Excerpt from a dataset
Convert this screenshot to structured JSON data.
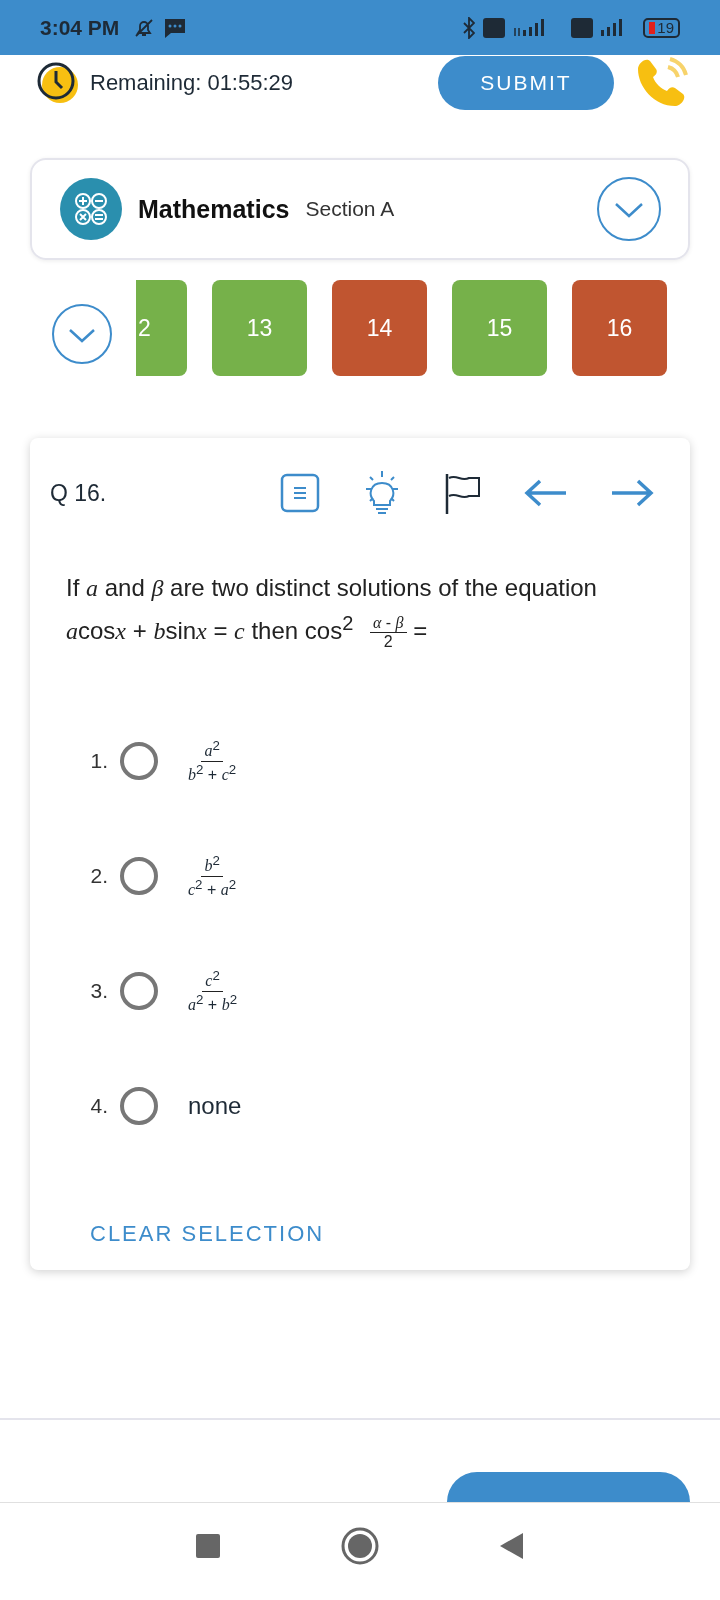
{
  "status_bar": {
    "time": "3:04 PM",
    "battery": "19"
  },
  "header": {
    "timer": "Remaining: 01:55:29",
    "submit": "SUBMIT"
  },
  "subject": {
    "name": "Mathematics",
    "section": "Section A"
  },
  "palette": [
    {
      "label": "2",
      "color": "#76b14a",
      "kind": "partial"
    },
    {
      "label": "13",
      "color": "#76b14a",
      "kind": "tile"
    },
    {
      "label": "14",
      "color": "#c05530",
      "kind": "tile"
    },
    {
      "label": "15",
      "color": "#76b14a",
      "kind": "tile"
    },
    {
      "label": "16",
      "color": "#c05530",
      "kind": "tile"
    }
  ],
  "question": {
    "number": "Q 16.",
    "segments": [
      {
        "kind": "plain",
        "text": "If "
      },
      {
        "kind": "var",
        "text": "a"
      },
      {
        "kind": "plain",
        "text": " and "
      },
      {
        "kind": "var",
        "text": "β"
      },
      {
        "kind": "plain",
        "text": " are two distinct solutions of the equation "
      },
      {
        "kind": "var",
        "text": "a"
      },
      {
        "kind": "plain",
        "text": "cos"
      },
      {
        "kind": "var",
        "text": "x"
      },
      {
        "kind": "plain",
        "text": " + "
      },
      {
        "kind": "var",
        "text": "b"
      },
      {
        "kind": "plain",
        "text": "sin"
      },
      {
        "kind": "var",
        "text": "x"
      },
      {
        "kind": "plain",
        "text": " = "
      },
      {
        "kind": "var",
        "text": "c"
      },
      {
        "kind": "plain",
        "text": " then cos"
      },
      {
        "kind": "sup",
        "text": "2"
      }
    ],
    "fraction": {
      "numerator": "*α* - *β*",
      "denominator": "2"
    },
    "suffix": "="
  },
  "options": [
    {
      "number": "1.",
      "kind": "fraction",
      "numerator": "*a*$^{2}$",
      "denominator": "*b*$^{2}$ + *c*$^{2}$",
      "selected": false
    },
    {
      "number": "2.",
      "kind": "fraction",
      "numerator": "*b*$^{2}$",
      "denominator": "*c*$^{2}$ + *a*$^{2}$",
      "selected": false
    },
    {
      "number": "3.",
      "kind": "fraction",
      "numerator": "*c*$^{2}$",
      "denominator": "*a*$^{2}$ + *b*$^{2}$",
      "selected": false
    },
    {
      "number": "4.",
      "kind": "text",
      "text": "none",
      "selected": false
    }
  ],
  "clear_selection": "CLEAR SELECTION"
}
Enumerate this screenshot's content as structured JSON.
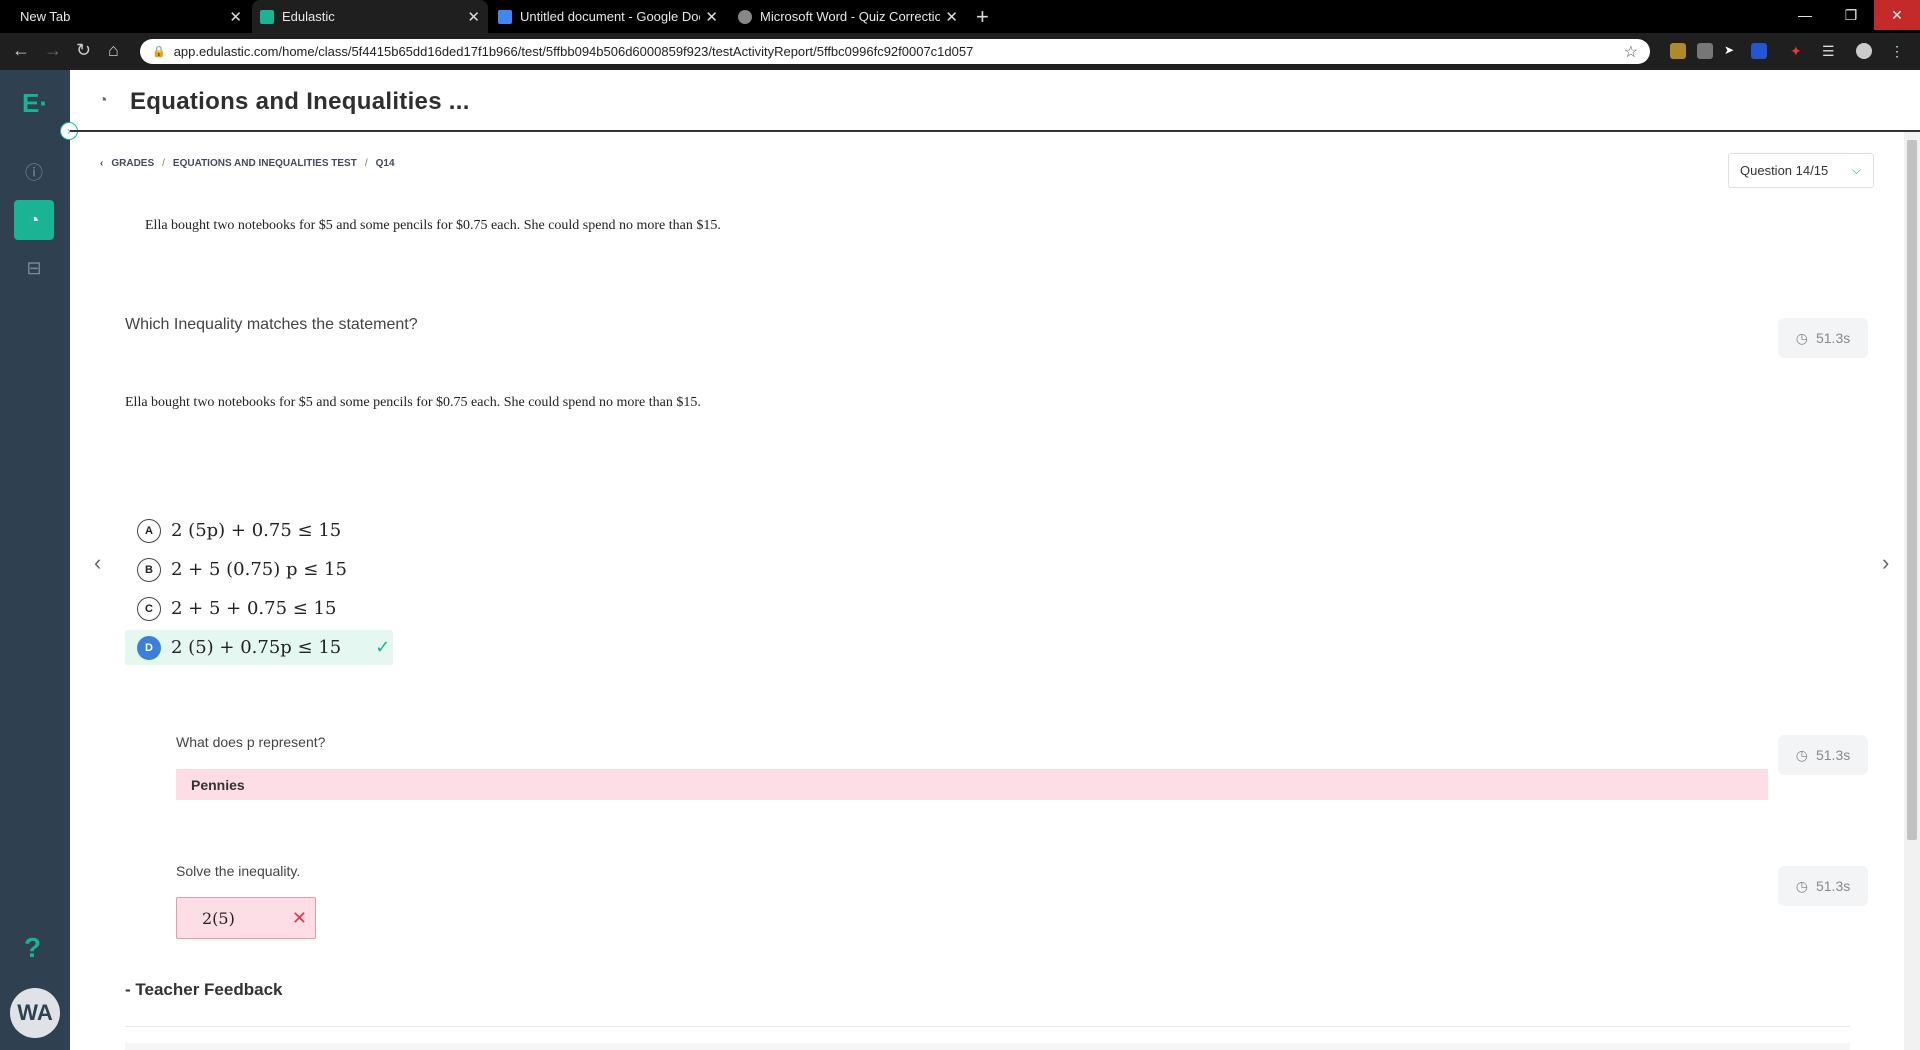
{
  "browser": {
    "tabs": [
      {
        "title": "New Tab",
        "close": "✕",
        "favicon_color": "",
        "active": false
      },
      {
        "title": "Edulastic",
        "close": "✕",
        "favicon_color": "#1ab394",
        "active": true
      },
      {
        "title": "Untitled document - Google Doc",
        "close": "✕",
        "favicon_color": "#4285f4",
        "active": false
      },
      {
        "title": "Microsoft Word - Quiz Correctio",
        "close": "✕",
        "favicon_color": "#888888",
        "active": false
      }
    ],
    "new_tab": "+",
    "url": "app.edulastic.com/home/class/5f4415b65dd16ded17f1b966/test/5ffbb094b506d6000859f923/testActivityReport/5ffbc0996fc92f0007c1d057",
    "window_controls": {
      "minimize": "—",
      "restore": "❐",
      "close": "✕"
    }
  },
  "app": {
    "logo": "E·",
    "avatar_initials": "WA",
    "help": "?",
    "title": "Equations and Inequalities ...",
    "breadcrumb": [
      "GRADES",
      "EQUATIONS AND INEQUALITIES TEST",
      "Q14"
    ],
    "breadcrumb_sep": "/",
    "question_select": "Question 14/15",
    "stimulus": "Ella bought two notebooks for $5 and some pencils for $0.75 each. She could spend no more than $15.",
    "question": "Which Inequality matches the statement?",
    "question_stimulus": "Ella bought two notebooks for $5 and some pencils for $0.75 each. She could spend no more than $15.",
    "timers": [
      "51.3s",
      "51.3s",
      "51.3s"
    ],
    "options": [
      {
        "label": "A",
        "text": "2 (5p) + 0.75 ≤ 15",
        "correct": false
      },
      {
        "label": "B",
        "text": "2 + 5 (0.75) p ≤ 15",
        "correct": false
      },
      {
        "label": "C",
        "text": "2 + 5 + 0.75 ≤ 15",
        "correct": false
      },
      {
        "label": "D",
        "text": "2 (5) + 0.75p ≤ 15",
        "correct": true
      }
    ],
    "sub_question_1": "What does p represent?",
    "sub_answer_1": "Pennies",
    "sub_question_2": "Solve the inequality.",
    "sub_answer_2": "2(5)",
    "feedback_title": "- Teacher Feedback"
  },
  "colors": {
    "accent": "#1ab394",
    "sidebar": "#2f4151",
    "correct_bg": "#e5f7f1",
    "incorrect_bg": "#fddde6",
    "selected_option": "#3a80d9"
  }
}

Task brief
Quote the preceding listing precisely and completely, omitting its images.

Solved exercise
Convert this screenshot to structured JSON data.
{
  "status_bar": {
    "time": "3:04 PM",
    "battery": "19"
  },
  "header": {
    "timer": "Remaining: 01:55:29",
    "submit": "SUBMIT"
  },
  "subject": {
    "name": "Mathematics",
    "section": "Section A"
  },
  "palette": [
    {
      "label": "2",
      "color": "#76b14a",
      "kind": "partial"
    },
    {
      "label": "13",
      "color": "#76b14a",
      "kind": "tile"
    },
    {
      "label": "14",
      "color": "#c05530",
      "kind": "tile"
    },
    {
      "label": "15",
      "color": "#76b14a",
      "kind": "tile"
    },
    {
      "label": "16",
      "color": "#c05530",
      "kind": "tile"
    }
  ],
  "question": {
    "number": "Q 16.",
    "segments": [
      {
        "kind": "plain",
        "text": "If "
      },
      {
        "kind": "var",
        "text": "a"
      },
      {
        "kind": "plain",
        "text": " and "
      },
      {
        "kind": "var",
        "text": "β"
      },
      {
        "kind": "plain",
        "text": " are two distinct solutions of the equation "
      },
      {
        "kind": "var",
        "text": "a"
      },
      {
        "kind": "plain",
        "text": "cos"
      },
      {
        "kind": "var",
        "text": "x"
      },
      {
        "kind": "plain",
        "text": " + "
      },
      {
        "kind": "var",
        "text": "b"
      },
      {
        "kind": "plain",
        "text": "sin"
      },
      {
        "kind": "var",
        "text": "x"
      },
      {
        "kind": "plain",
        "text": " = "
      },
      {
        "kind": "var",
        "text": "c"
      },
      {
        "kind": "plain",
        "text": " then cos"
      },
      {
        "kind": "sup",
        "text": "2"
      }
    ],
    "fraction": {
      "numerator": "*α* - *β*",
      "denominator": "2"
    },
    "suffix": "="
  },
  "options": [
    {
      "number": "1.",
      "kind": "fraction",
      "numerator": "*a*$^{2}$",
      "denominator": "*b*$^{2}$ + *c*$^{2}$",
      "selected": false
    },
    {
      "number": "2.",
      "kind": "fraction",
      "numerator": "*b*$^{2}$",
      "denominator": "*c*$^{2}$ + *a*$^{2}$",
      "selected": false
    },
    {
      "number": "3.",
      "kind": "fraction",
      "numerator": "*c*$^{2}$",
      "denominator": "*a*$^{2}$ + *b*$^{2}$",
      "selected": false
    },
    {
      "number": "4.",
      "kind": "text",
      "text": "none",
      "selected": false
    }
  ],
  "clear_selection": "CLEAR SELECTION"
}
Enumerate this screenshot's content as structured JSON.
{
  "browser": {
    "tabs": [
      {
        "title": "New Tab",
        "close": "✕",
        "favicon_color": "",
        "active": false
      },
      {
        "title": "Edulastic",
        "close": "✕",
        "favicon_color": "#1ab394",
        "active": true
      },
      {
        "title": "Untitled document - Google Doc",
        "close": "✕",
        "favicon_color": "#4285f4",
        "active": false
      },
      {
        "title": "Microsoft Word - Quiz Correctio",
        "close": "✕",
        "favicon_color": "#888888",
        "active": false
      }
    ],
    "new_tab": "+",
    "url": "app.edulastic.com/home/class/5f4415b65dd16ded17f1b966/test/5ffbb094b506d6000859f923/testActivityReport/5ffbc0996fc92f0007c1d057",
    "window_controls": {
      "minimize": "—",
      "restore": "❐",
      "close": "✕"
    }
  },
  "app": {
    "logo": "E·",
    "avatar_initials": "WA",
    "help": "?",
    "title": "Equations and Inequalities ...",
    "breadcrumb": [
      "GRADES",
      "EQUATIONS AND INEQUALITIES TEST",
      "Q14"
    ],
    "breadcrumb_sep": "/",
    "question_select": "Question 14/15",
    "stimulus": "Ella bought two notebooks for $5 and some pencils for $0.75 each. She could spend no more than $15.",
    "question": "Which Inequality matches the statement?",
    "question_stimulus": "Ella bought two notebooks for $5 and some pencils for $0.75 each. She could spend no more than $15.",
    "timers": [
      "51.3s",
      "51.3s",
      "51.3s"
    ],
    "options": [
      {
        "label": "A",
        "text": "2 (5p) + 0.75 ≤ 15",
        "correct": false
      },
      {
        "label": "B",
        "text": "2 + 5 (0.75) p ≤ 15",
        "correct": false
      },
      {
        "label": "C",
        "text": "2 + 5 + 0.75 ≤ 15",
        "correct": false
      },
      {
        "label": "D",
        "text": "2 (5) + 0.75p ≤ 15",
        "correct": true
      }
    ],
    "sub_question_1": "What does p represent?",
    "sub_answer_1": "Pennies",
    "sub_question_2": "Solve the inequality.",
    "sub_answer_2": "2(5)",
    "feedback_title": "- Teacher Feedback"
  },
  "colors": {
    "accent": "#1ab394",
    "sidebar": "#2f4151",
    "correct_bg": "#e5f7f1",
    "incorrect_bg": "#fddde6",
    "selected_option": "#3a80d9"
  }
}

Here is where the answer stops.